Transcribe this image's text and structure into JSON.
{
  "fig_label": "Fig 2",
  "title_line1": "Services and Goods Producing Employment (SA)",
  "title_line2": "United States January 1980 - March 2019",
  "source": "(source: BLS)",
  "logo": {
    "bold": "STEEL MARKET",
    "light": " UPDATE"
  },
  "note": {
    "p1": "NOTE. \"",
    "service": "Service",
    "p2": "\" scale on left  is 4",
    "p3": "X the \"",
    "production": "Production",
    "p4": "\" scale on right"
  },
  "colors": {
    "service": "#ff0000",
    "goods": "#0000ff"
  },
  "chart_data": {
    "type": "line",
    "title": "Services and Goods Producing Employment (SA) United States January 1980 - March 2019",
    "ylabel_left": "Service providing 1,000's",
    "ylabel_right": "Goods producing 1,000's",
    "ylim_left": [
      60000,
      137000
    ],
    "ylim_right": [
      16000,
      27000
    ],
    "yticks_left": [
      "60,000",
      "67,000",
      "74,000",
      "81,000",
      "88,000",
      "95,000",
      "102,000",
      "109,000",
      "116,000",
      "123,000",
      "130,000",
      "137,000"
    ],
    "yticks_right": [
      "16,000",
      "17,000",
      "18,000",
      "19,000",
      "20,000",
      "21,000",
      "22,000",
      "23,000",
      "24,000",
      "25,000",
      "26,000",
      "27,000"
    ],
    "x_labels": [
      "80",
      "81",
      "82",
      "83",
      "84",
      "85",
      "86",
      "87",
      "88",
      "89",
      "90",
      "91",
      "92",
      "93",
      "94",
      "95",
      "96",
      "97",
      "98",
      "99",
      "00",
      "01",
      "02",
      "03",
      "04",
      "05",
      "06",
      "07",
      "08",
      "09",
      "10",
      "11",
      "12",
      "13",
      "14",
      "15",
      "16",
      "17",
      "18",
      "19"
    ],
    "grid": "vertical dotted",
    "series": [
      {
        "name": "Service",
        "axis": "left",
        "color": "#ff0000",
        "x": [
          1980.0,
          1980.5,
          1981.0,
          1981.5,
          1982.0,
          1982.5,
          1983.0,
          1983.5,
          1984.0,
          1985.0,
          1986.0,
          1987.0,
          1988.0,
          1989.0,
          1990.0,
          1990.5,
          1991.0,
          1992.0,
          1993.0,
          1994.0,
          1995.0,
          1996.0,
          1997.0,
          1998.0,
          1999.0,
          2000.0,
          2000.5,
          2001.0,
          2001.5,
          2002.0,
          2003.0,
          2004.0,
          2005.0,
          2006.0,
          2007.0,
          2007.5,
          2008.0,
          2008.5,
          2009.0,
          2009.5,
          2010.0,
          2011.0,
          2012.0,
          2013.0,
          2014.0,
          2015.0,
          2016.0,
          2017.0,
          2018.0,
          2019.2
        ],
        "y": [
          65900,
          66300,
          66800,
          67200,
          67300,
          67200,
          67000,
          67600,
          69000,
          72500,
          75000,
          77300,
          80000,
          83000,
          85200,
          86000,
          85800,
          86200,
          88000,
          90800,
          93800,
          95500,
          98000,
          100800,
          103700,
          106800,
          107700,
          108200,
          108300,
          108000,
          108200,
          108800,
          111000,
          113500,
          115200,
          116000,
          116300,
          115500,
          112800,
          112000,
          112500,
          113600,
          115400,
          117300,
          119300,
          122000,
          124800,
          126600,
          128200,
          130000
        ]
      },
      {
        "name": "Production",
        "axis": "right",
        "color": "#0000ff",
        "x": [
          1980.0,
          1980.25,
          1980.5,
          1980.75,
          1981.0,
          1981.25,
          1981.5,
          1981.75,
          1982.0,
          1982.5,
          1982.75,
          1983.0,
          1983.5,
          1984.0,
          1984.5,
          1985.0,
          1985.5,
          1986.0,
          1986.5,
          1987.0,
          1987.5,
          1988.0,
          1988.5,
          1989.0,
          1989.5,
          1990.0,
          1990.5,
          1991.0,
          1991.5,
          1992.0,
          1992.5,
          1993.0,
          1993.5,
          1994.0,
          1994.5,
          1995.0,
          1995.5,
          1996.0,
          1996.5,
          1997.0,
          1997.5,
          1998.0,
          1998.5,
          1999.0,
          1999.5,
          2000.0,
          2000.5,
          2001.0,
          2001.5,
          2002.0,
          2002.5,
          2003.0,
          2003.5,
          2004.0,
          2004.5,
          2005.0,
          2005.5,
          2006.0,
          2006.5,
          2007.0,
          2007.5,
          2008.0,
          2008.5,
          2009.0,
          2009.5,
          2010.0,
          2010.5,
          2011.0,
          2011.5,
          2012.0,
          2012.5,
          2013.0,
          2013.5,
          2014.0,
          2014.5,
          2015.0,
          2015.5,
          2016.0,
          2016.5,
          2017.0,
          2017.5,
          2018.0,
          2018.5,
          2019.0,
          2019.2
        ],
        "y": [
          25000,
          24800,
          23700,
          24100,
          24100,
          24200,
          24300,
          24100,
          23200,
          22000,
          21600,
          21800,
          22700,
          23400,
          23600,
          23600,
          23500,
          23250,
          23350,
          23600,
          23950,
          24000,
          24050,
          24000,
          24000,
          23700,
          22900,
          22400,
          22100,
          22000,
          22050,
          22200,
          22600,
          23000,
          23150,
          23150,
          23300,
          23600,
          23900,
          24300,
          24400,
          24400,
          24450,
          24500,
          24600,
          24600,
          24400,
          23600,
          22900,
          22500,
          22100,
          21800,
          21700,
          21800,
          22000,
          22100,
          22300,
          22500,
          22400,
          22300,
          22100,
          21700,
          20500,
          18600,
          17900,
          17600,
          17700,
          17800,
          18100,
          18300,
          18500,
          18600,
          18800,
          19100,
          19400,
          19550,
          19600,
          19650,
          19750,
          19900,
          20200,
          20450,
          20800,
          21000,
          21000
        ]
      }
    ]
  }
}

» THE EXERCISE:
Extract every line above that contains the word "January".

» RESULT OF THE TASK:
  "title_line2": "United States January 1980 - March 2019",
    "title": "Services and Goods Producing Employment (SA) United States January 1980 - March 2019",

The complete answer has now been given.